━━ Dataset rows

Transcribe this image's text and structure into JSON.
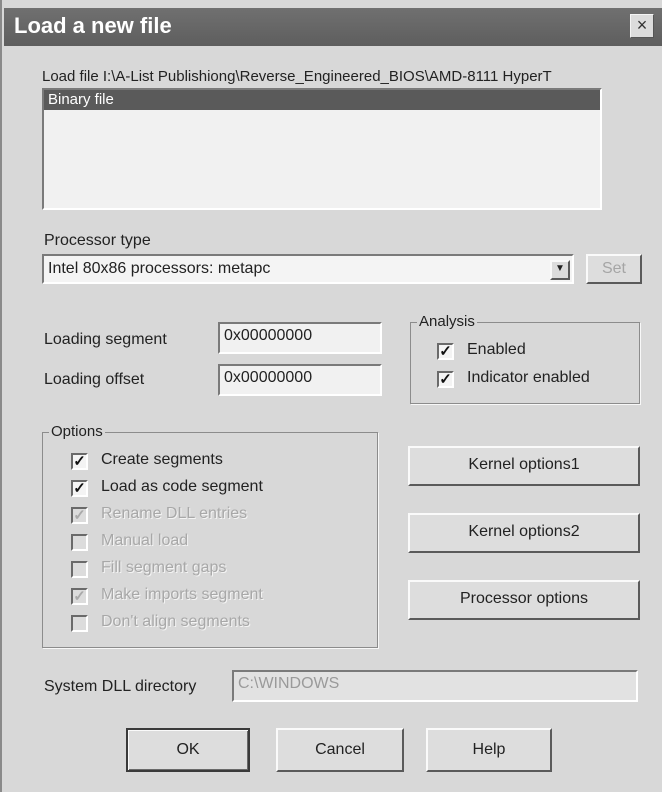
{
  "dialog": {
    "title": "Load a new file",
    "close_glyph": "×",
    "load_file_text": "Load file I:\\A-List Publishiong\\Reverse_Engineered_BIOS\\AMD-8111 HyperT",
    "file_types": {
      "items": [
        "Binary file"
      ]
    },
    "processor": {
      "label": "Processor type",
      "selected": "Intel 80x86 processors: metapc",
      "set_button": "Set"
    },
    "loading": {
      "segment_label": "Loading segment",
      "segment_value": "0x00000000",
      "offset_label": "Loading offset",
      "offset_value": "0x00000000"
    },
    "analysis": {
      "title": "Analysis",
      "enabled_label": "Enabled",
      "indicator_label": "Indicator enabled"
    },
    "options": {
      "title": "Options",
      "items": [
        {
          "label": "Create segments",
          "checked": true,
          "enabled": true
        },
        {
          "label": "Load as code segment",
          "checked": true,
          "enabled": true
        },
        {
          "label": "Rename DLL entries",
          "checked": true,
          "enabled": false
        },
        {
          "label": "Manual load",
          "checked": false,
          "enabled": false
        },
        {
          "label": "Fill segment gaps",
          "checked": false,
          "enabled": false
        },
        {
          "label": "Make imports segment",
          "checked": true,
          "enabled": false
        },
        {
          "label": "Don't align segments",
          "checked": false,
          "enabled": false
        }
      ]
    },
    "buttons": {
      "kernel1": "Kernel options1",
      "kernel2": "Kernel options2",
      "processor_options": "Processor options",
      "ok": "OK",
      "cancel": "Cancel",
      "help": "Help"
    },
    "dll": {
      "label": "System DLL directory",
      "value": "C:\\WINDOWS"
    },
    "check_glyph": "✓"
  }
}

━━━━

◆ Exercise ◆
Reproduce all of the material exactly, apart from the pictures.

◆ Solved exercise ◆
Transcribe this image's text and structure into JSON.
{
  "dialog": {
    "title": "Load a new file",
    "close_glyph": "×",
    "load_file_text": "Load file I:\\A-List Publishiong\\Reverse_Engineered_BIOS\\AMD-8111 HyperT",
    "file_types": {
      "items": [
        "Binary file"
      ]
    },
    "processor": {
      "label": "Processor type",
      "selected": "Intel 80x86 processors: metapc",
      "set_button": "Set"
    },
    "loading": {
      "segment_label": "Loading segment",
      "segment_value": "0x00000000",
      "offset_label": "Loading offset",
      "offset_value": "0x00000000"
    },
    "analysis": {
      "title": "Analysis",
      "enabled_label": "Enabled",
      "indicator_label": "Indicator enabled"
    },
    "options": {
      "title": "Options",
      "items": [
        {
          "label": "Create segments",
          "checked": true,
          "enabled": true
        },
        {
          "label": "Load as code segment",
          "checked": true,
          "enabled": true
        },
        {
          "label": "Rename DLL entries",
          "checked": true,
          "enabled": false
        },
        {
          "label": "Manual load",
          "checked": false,
          "enabled": false
        },
        {
          "label": "Fill segment gaps",
          "checked": false,
          "enabled": false
        },
        {
          "label": "Make imports segment",
          "checked": true,
          "enabled": false
        },
        {
          "label": "Don't align segments",
          "checked": false,
          "enabled": false
        }
      ]
    },
    "buttons": {
      "kernel1": "Kernel options1",
      "kernel2": "Kernel options2",
      "processor_options": "Processor options",
      "ok": "OK",
      "cancel": "Cancel",
      "help": "Help"
    },
    "dll": {
      "label": "System DLL directory",
      "value": "C:\\WINDOWS"
    },
    "check_glyph": "✓"
  }
}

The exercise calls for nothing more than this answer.